■ What the task asks
Return all lines that include the string "habe".

## START Entries supplied

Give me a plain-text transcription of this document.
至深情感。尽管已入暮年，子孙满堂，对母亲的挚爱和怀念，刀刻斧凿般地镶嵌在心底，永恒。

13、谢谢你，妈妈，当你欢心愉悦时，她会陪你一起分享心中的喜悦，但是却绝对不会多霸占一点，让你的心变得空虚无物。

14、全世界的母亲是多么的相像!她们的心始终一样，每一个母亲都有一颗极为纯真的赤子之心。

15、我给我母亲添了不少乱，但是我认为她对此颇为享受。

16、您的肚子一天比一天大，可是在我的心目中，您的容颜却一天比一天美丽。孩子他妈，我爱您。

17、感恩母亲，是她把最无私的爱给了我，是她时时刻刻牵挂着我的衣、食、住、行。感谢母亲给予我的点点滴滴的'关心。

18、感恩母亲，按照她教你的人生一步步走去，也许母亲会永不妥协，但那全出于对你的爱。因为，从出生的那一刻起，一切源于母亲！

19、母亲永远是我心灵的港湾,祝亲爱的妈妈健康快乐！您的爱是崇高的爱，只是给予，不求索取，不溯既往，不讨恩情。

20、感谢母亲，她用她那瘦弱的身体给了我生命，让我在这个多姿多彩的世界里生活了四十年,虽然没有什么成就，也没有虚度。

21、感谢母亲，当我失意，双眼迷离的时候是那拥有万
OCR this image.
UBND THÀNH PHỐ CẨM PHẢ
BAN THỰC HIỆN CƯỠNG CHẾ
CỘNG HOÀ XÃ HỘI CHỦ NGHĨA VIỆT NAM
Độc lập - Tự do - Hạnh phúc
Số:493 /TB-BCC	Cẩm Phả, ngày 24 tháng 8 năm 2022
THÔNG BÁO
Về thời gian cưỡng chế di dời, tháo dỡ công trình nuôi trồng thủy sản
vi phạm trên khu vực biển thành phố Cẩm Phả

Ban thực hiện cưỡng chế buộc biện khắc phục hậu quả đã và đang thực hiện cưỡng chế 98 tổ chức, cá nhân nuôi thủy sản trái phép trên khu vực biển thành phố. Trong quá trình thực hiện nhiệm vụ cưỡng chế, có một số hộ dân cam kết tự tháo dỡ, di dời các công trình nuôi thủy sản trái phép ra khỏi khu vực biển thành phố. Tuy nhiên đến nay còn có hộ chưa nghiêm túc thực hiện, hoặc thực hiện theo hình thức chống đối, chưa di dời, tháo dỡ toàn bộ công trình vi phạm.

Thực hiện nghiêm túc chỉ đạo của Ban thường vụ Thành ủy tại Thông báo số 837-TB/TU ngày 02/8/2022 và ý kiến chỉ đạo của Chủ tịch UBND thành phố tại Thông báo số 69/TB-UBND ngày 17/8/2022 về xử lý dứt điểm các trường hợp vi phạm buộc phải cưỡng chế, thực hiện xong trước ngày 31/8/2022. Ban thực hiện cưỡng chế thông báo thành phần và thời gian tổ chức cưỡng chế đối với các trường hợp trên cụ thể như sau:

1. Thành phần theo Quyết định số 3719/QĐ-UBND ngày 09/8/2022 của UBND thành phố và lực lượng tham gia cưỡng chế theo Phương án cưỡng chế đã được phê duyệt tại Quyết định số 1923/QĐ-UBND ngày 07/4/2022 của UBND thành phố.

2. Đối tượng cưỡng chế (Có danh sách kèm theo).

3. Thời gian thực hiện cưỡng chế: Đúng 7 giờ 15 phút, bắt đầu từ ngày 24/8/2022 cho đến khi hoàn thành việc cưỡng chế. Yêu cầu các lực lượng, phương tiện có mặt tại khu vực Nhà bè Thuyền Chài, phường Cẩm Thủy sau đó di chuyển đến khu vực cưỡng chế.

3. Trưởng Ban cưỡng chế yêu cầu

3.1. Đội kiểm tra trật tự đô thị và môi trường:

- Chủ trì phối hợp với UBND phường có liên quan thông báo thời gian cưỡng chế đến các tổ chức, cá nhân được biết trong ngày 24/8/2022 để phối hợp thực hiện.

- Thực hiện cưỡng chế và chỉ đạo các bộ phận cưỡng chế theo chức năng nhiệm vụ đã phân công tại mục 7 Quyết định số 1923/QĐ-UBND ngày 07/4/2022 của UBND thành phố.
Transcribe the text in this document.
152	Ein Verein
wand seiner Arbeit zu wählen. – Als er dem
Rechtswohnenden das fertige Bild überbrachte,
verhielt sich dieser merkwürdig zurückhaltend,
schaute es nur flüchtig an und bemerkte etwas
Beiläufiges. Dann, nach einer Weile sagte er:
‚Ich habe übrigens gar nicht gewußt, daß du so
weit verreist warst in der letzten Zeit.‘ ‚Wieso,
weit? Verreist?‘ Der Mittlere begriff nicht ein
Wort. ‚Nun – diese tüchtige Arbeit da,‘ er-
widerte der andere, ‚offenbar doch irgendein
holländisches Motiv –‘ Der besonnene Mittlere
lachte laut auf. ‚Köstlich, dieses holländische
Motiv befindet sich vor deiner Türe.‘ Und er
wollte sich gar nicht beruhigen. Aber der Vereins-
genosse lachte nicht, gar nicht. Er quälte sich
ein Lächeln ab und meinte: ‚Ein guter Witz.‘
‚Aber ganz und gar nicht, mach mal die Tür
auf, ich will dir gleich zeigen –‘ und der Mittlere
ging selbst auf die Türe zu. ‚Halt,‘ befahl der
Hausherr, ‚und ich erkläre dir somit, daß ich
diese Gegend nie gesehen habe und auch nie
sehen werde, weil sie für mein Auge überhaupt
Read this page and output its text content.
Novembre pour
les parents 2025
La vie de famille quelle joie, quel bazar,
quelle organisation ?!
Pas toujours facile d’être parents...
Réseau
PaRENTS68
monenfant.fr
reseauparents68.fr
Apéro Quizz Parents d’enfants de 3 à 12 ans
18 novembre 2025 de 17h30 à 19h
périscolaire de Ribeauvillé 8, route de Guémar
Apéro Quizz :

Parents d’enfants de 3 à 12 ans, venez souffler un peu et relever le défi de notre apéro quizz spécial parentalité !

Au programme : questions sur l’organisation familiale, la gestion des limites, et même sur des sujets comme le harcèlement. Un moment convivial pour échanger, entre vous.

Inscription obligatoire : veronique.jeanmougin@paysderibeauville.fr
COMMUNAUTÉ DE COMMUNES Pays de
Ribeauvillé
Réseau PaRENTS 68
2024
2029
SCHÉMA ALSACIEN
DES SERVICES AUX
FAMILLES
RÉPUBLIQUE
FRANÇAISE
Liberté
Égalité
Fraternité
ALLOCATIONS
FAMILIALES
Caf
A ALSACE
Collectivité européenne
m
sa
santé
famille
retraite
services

## END Entries supplied

■ The completed task
‚Ich habe übrigens gar nicht gewußt, daß du so
diese Gegend nie gesehen habe und auch nie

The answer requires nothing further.